## DOCUMENT SECTION:
The question for enterprises isn’t really “Cloud or no cloud?” anymore. Instead, enterprises today are feeling pressure from employees accustomed to having their work and personal lives virtualized and available with the flick of a finger. Gartner Research predicts that by 2016 the business process services market will have doubled in size to $145 billion as companies look for new efficiencies in the way they conduct business.

For service providers looking to capitalize on cloud services, the critical question is how to get there. Do you build a data center from the ground up? Do you rent a couple of racks as a way to get started? Do you take space with an outfit like Digital Realty? 

The inescapable fact is that the cloud, for all the ink spilled over it, can mean just about anything, and has as many interpretations of its use as it does customers looking to harness the efficiency of cloud computing. Service providers searching for the best means of delivering cloud services might want to begin with a good long look in the proverbial mirror.



“There are two potential extremes in terms of embracing the cloud,” says Ade McCormack, founder of Auridian Consulting. “Push everything out into the public cloud and manage this in-house, or push everything into the hands of one cloud provider. The former gives you a degree of control, though you will likely spend most of your time in procurement- and service-related discussions with a sinking feeling that only you care about the enterprise information architecture. The latter requires an extremely high level of trust, and unless managed carefully will lead to an ‘adequate at best’ and expensive service. But if you get this right, then your focus can be on proactive demand generation in the user community rather than reactive commercial and technical firefighting.”

Cloud service provider, know thyself 

Melanie Posey, IDC’s research vice president of Hosting & Managed Network Services, acknowledges there are as many cloud service providers as there are cloud business strategies. She says it’s best to start with the simplest of questions: “What do you want to use the data center for? What is the total amount of power you need? Do you need a huge room for networking?” 

Posey breaks down data-center tasks into three areas of concentration: orchestrate, network and compute. 

“Once the networking is adequate, how many requests will you get?” she says. “The customer will have web-facing in the cloud, but then the actual application will live in the customer data center. How many requests will you have going on from the data center?”

## RAW DATA:
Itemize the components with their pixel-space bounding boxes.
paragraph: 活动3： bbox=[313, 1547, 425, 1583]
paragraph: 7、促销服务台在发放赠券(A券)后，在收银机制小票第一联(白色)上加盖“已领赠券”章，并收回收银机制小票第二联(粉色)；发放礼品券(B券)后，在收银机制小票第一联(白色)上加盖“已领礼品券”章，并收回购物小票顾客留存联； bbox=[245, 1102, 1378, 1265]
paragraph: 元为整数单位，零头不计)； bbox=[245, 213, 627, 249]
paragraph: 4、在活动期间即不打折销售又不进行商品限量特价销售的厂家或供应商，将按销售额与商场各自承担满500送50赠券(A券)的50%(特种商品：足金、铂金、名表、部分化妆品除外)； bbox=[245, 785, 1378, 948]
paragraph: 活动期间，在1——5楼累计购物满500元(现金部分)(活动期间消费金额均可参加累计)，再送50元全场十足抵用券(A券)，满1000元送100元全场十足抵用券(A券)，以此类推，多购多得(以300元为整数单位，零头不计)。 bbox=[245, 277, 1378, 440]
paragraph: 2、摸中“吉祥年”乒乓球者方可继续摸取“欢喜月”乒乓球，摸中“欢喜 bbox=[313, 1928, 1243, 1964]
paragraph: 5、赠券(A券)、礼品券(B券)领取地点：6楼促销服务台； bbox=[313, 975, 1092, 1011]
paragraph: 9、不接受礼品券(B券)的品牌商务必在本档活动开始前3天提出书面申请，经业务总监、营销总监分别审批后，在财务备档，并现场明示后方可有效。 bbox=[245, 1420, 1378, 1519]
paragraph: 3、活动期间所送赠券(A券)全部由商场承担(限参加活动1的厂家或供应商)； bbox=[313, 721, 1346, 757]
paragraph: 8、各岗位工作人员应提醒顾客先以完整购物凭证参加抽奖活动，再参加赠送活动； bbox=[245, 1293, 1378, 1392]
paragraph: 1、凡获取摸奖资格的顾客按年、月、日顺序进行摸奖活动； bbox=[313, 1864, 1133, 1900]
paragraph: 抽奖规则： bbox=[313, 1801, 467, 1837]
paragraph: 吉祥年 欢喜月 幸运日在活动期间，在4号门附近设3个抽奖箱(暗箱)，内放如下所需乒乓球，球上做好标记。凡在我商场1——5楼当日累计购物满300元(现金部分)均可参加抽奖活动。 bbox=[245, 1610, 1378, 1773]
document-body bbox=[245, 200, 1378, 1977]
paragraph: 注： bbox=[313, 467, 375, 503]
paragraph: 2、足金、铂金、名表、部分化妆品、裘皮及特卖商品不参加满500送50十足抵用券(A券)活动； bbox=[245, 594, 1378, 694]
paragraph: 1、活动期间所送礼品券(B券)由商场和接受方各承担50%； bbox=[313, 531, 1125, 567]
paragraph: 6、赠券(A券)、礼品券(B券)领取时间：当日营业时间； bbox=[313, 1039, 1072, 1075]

## ACTIONS TO TAKE:
**1)** Retype the part of the article on cloud services between "The inescapable fact" and "the proverbial mirror.", inclusive.
**2)** Based on the article on cloud services, decide whether each statement below is true. Answer yes or no and quote the words that settle it.
(a) Posey divides data-center tasks into orchestrating, networking and computing.
(b) Gartner Research expects the business process services market to triple in size by 2016.
(c) McCormack says handing everything to a single cloud provider calls for only a modest amount of trust.

## OUTPUTS BY TASK:
**1)**
The inescapable fact is that the cloud, for all the ink spilled over it, can mean just about anything, and has as many interpretations of its use as it does customers looking to harness the efficiency of cloud computing. Service providers searching for the best means of delivering cloud services might want to begin with a good long look in the proverbial mirror.

**2)**
(a) Yes: "Posey breaks down data-center tasks into three areas of concentration: orchestrate, network and compute."
(b) No: "by 2016 the business process services market will have doubled in size to $145 billion"
(c) No: "The latter requires an extremely high level of trust"